Exercise materials.
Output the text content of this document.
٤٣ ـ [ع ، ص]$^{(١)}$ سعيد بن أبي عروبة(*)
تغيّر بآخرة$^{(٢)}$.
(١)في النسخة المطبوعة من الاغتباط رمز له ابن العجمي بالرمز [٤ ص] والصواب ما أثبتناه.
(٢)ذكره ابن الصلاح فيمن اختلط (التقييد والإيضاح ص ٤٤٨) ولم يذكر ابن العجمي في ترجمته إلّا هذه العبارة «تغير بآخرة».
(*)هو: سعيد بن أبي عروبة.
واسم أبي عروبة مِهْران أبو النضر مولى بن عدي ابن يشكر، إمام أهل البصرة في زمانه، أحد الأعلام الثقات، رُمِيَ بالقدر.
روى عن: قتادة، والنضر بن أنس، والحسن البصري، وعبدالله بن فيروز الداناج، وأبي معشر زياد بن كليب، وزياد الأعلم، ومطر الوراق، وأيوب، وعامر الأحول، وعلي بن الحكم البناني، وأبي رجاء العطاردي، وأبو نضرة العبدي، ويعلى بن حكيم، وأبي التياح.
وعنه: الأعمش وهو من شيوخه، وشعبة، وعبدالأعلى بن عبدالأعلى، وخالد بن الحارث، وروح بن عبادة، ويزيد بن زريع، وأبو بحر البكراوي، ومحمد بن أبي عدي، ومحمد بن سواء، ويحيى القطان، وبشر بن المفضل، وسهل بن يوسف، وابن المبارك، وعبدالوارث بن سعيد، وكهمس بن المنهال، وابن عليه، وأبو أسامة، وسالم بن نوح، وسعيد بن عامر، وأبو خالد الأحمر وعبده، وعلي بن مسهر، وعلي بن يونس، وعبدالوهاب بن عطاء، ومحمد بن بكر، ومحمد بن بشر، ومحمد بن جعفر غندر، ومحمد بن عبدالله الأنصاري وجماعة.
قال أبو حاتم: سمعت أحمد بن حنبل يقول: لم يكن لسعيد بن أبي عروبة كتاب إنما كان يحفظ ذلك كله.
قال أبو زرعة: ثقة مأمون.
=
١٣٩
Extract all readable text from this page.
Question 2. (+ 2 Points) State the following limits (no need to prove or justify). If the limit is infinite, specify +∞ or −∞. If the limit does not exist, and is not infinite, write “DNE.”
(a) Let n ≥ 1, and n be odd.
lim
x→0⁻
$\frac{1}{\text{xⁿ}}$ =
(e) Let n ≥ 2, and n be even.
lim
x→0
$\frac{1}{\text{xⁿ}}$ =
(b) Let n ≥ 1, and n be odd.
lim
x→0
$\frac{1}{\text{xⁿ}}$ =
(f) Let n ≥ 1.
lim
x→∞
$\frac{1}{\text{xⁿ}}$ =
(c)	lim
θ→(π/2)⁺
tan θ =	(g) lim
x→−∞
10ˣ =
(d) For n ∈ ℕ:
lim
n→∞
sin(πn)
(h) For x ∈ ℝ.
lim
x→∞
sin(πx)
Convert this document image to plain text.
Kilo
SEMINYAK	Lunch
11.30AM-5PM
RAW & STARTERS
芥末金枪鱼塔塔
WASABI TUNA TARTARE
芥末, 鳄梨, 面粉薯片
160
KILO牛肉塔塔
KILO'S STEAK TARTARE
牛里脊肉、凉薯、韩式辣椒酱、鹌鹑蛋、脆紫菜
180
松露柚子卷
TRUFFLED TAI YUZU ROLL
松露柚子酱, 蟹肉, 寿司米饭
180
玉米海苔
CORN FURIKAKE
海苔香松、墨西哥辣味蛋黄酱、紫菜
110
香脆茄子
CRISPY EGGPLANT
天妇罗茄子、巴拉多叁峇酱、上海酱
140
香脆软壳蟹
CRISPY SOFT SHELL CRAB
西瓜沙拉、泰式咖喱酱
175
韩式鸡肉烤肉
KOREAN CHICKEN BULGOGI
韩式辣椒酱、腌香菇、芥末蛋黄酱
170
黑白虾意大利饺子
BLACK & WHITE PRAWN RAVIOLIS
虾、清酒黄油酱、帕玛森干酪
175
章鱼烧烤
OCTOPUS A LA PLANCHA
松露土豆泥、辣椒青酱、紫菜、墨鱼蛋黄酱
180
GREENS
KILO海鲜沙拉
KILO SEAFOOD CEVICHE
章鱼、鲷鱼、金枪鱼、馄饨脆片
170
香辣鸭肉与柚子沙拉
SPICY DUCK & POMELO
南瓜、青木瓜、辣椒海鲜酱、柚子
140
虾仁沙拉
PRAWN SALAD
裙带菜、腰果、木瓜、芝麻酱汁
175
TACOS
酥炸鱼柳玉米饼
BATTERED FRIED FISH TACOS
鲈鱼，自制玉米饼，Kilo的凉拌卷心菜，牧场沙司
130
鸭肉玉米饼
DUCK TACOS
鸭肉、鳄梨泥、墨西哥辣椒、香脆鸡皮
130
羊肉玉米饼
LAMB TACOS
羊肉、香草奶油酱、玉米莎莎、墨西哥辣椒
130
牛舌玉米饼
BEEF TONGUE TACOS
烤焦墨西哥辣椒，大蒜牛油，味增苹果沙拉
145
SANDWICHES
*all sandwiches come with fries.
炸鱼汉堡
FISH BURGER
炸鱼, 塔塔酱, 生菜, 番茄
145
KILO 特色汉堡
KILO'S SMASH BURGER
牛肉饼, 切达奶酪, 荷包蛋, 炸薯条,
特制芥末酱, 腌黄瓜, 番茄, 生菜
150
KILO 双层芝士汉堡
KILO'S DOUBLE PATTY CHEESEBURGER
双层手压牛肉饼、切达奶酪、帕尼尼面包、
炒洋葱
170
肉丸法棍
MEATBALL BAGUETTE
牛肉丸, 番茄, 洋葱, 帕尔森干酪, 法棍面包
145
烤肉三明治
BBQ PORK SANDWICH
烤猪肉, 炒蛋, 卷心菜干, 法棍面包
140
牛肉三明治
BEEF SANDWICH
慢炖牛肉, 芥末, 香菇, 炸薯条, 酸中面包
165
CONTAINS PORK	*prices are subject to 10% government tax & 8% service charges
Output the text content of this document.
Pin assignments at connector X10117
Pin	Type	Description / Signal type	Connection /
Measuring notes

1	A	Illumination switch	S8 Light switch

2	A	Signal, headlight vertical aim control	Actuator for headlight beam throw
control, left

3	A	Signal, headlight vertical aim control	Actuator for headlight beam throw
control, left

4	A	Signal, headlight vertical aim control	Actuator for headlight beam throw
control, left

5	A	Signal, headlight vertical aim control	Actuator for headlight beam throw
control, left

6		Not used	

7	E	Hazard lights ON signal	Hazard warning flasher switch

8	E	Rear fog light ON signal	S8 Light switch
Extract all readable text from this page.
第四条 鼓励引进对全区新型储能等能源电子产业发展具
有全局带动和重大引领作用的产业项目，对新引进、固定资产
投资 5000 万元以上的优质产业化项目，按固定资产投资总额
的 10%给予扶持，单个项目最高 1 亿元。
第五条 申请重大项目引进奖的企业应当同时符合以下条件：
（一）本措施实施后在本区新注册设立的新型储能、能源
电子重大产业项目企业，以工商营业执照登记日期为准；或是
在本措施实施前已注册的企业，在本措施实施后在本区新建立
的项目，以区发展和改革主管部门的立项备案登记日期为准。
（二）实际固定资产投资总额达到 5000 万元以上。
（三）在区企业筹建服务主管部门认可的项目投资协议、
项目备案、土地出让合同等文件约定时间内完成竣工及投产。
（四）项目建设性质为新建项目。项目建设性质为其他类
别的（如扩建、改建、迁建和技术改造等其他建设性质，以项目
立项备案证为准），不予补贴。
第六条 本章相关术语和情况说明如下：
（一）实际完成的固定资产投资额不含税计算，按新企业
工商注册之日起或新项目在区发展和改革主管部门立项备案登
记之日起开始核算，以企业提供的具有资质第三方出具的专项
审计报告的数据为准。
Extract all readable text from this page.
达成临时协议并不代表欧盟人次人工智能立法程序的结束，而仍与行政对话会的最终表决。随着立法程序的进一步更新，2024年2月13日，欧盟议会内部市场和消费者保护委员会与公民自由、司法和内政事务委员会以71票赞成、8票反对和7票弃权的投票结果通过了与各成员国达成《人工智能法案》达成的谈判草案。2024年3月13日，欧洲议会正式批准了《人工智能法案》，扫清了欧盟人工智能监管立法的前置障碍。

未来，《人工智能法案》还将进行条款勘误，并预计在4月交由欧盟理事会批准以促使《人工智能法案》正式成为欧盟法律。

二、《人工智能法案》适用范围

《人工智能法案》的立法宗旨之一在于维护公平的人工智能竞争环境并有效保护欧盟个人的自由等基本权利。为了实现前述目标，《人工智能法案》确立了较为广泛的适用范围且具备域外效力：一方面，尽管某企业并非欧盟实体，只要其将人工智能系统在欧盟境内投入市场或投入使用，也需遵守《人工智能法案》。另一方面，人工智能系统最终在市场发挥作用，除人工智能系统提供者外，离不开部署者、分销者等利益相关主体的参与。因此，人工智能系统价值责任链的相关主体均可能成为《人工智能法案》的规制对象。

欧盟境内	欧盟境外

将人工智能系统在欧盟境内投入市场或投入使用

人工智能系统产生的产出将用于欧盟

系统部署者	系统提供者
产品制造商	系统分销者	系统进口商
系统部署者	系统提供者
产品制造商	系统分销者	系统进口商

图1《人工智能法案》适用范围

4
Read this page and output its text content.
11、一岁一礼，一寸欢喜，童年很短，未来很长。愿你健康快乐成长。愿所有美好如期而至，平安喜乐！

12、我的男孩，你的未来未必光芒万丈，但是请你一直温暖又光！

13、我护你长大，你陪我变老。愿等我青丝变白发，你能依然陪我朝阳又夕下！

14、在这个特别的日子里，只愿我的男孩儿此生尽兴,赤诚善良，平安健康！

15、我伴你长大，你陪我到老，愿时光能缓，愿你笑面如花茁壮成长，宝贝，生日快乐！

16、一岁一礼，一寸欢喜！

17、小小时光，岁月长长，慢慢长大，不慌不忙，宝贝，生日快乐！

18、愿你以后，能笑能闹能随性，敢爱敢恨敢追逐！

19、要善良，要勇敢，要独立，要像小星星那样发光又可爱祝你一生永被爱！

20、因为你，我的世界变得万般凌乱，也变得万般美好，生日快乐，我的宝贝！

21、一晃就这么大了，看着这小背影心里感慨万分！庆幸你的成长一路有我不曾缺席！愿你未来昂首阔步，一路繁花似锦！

Problem. Identify the lines in the entries above that contain "switch", then copy them out.

The result.
1	A	Illumination switch	S8 Light switch
7	E	Hazard lights ON signal	Hazard warning flasher switch
8	E	Rear fog light ON signal	S8 Light switch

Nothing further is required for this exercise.